Instructions to follow:
Return every record exactly as written.

Given data:
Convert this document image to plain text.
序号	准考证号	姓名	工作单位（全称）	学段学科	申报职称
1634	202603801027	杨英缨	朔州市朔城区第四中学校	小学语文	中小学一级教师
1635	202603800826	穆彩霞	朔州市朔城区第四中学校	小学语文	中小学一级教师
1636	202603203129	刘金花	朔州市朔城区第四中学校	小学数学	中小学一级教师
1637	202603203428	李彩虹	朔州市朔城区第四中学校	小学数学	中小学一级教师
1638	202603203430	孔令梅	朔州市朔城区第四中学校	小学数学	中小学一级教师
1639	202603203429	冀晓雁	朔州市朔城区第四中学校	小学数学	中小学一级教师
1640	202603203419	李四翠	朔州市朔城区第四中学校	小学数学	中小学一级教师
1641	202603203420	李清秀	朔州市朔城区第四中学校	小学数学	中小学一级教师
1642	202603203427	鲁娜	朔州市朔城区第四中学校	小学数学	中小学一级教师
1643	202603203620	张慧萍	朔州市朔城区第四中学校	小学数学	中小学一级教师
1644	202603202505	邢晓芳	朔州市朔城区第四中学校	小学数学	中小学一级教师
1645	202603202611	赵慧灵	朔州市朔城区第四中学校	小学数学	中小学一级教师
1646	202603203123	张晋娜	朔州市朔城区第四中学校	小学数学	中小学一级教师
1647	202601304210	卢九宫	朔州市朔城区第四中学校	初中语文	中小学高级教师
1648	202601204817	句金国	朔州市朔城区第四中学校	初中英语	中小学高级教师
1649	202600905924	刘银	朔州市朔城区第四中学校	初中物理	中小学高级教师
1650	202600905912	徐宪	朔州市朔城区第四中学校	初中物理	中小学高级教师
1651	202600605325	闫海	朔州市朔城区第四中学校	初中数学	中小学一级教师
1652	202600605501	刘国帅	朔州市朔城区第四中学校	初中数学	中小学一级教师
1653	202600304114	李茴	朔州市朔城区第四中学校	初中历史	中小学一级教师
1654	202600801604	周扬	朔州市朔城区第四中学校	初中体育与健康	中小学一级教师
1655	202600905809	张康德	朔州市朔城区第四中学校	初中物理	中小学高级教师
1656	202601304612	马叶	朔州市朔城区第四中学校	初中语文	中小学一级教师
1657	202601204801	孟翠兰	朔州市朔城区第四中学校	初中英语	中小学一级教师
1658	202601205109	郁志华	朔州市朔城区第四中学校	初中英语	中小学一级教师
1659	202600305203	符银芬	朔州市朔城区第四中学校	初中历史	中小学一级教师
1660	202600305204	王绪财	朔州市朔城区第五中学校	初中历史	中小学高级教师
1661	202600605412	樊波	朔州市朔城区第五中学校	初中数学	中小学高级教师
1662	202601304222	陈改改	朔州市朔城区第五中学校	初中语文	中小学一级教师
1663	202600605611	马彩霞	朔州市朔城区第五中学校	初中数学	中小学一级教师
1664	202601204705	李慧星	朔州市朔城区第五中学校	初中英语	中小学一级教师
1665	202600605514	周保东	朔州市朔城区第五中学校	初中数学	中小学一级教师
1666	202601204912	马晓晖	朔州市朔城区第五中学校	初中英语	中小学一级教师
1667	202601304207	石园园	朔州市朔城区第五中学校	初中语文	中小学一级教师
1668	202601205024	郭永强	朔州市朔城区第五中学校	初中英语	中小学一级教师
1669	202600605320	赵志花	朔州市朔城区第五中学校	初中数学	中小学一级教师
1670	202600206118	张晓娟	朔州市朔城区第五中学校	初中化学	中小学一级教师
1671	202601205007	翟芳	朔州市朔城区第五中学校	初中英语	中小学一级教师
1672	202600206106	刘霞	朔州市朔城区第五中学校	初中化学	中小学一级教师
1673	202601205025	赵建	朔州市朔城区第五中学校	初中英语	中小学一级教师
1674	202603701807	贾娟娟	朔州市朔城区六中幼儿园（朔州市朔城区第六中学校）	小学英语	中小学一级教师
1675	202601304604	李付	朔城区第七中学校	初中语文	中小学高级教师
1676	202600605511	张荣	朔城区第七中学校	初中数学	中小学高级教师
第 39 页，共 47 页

Output:
Convert this document image to plain text.
序号	准考证号	姓名	工作单位（全称）	学段学科	申报职称
1634	202603801027	杨英缨	朔州市朔城区第四中学校	小学语文	中小学一级教师
1635	202603800826	穆彩霞	朔州市朔城区第四中学校	小学语文	中小学一级教师
1636	202603203129	刘金花	朔州市朔城区第四中学校	小学数学	中小学一级教师
1637	202603203428	李彩虹	朔州市朔城区第四中学校	小学数学	中小学一级教师
1638	202603203430	孔令梅	朔州市朔城区第四中学校	小学数学	中小学一级教师
1639	202603203429	冀晓雁	朔州市朔城区第四中学校	小学数学	中小学一级教师
1640	202603203419	李四翠	朔州市朔城区第四中学校	小学数学	中小学一级教师
1641	202603203420	李清秀	朔州市朔城区第四中学校	小学数学	中小学一级教师
1642	202603203427	鲁娜	朔州市朔城区第四中学校	小学数学	中小学一级教师
1643	202603203620	张慧萍	朔州市朔城区第四中学校	小学数学	中小学一级教师
1644	202603202505	邢晓芳	朔州市朔城区第四中学校	小学数学	中小学一级教师
1645	202603202611	赵慧灵	朔州市朔城区第四中学校	小学数学	中小学一级教师
1646	202603203123	张晋娜	朔州市朔城区第四中学校	小学数学	中小学一级教师
1647	202601304210	卢九宫	朔州市朔城区第四中学校	初中语文	中小学高级教师
1648	202601204817	句金国	朔州市朔城区第四中学校	初中英语	中小学高级教师
1649	202600905924	刘银	朔州市朔城区第四中学校	初中物理	中小学高级教师
1650	202600905912	徐宪	朔州市朔城区第四中学校	初中物理	中小学高级教师
1651	202600605325	闫海	朔州市朔城区第四中学校	初中数学	中小学一级教师
1652	202600605501	刘国帅	朔州市朔城区第四中学校	初中数学	中小学一级教师
1653	202600304114	李茴	朔州市朔城区第四中学校	初中历史	中小学一级教师
1654	202600801604	周扬	朔州市朔城区第四中学校	初中体育与健康	中小学一级教师
1655	202600905809	张康德	朔州市朔城区第四中学校	初中物理	中小学高级教师
1656	202601304612	马叶	朔州市朔城区第四中学校	初中语文	中小学一级教师
1657	202601204801	孟翠兰	朔州市朔城区第四中学校	初中英语	中小学一级教师
1658	202601205109	郁志华	朔州市朔城区第四中学校	初中英语	中小学一级教师
1659	202600305203	符银芬	朔州市朔城区第四中学校	初中历史	中小学一级教师
1660	202600305204	王绪财	朔州市朔城区第五中学校	初中历史	中小学高级教师
1661	202600605412	樊波	朔州市朔城区第五中学校	初中数学	中小学高级教师
1662	202601304222	陈改改	朔州市朔城区第五中学校	初中语文	中小学一级教师
1663	202600605611	马彩霞	朔州市朔城区第五中学校	初中数学	中小学一级教师
1664	202601204705	李慧星	朔州市朔城区第五中学校	初中英语	中小学一级教师
1665	202600605514	周保东	朔州市朔城区第五中学校	初中数学	中小学一级教师
1666	202601204912	马晓晖	朔州市朔城区第五中学校	初中英语	中小学一级教师
1667	202601304207	石园园	朔州市朔城区第五中学校	初中语文	中小学一级教师
1668	202601205024	郭永强	朔州市朔城区第五中学校	初中英语	中小学一级教师
1669	202600605320	赵志花	朔州市朔城区第五中学校	初中数学	中小学一级教师
1670	202600206118	张晓娟	朔州市朔城区第五中学校	初中化学	中小学一级教师
1671	202601205007	翟芳	朔州市朔城区第五中学校	初中英语	中小学一级教师
1672	202600206106	刘霞	朔州市朔城区第五中学校	初中化学	中小学一级教师
1673	202601205025	赵建	朔州市朔城区第五中学校	初中英语	中小学一级教师
1674	202603701807	贾娟娟	朔州市朔城区六中幼儿园（朔州市朔城区第六中学校）	小学英语	中小学一级教师
1675	202601304604	李付	朔城区第七中学校	初中语文	中小学高级教师
1676	202600605511	张荣	朔城区第七中学校	初中数学	中小学高级教师
第 39 页，共 47 页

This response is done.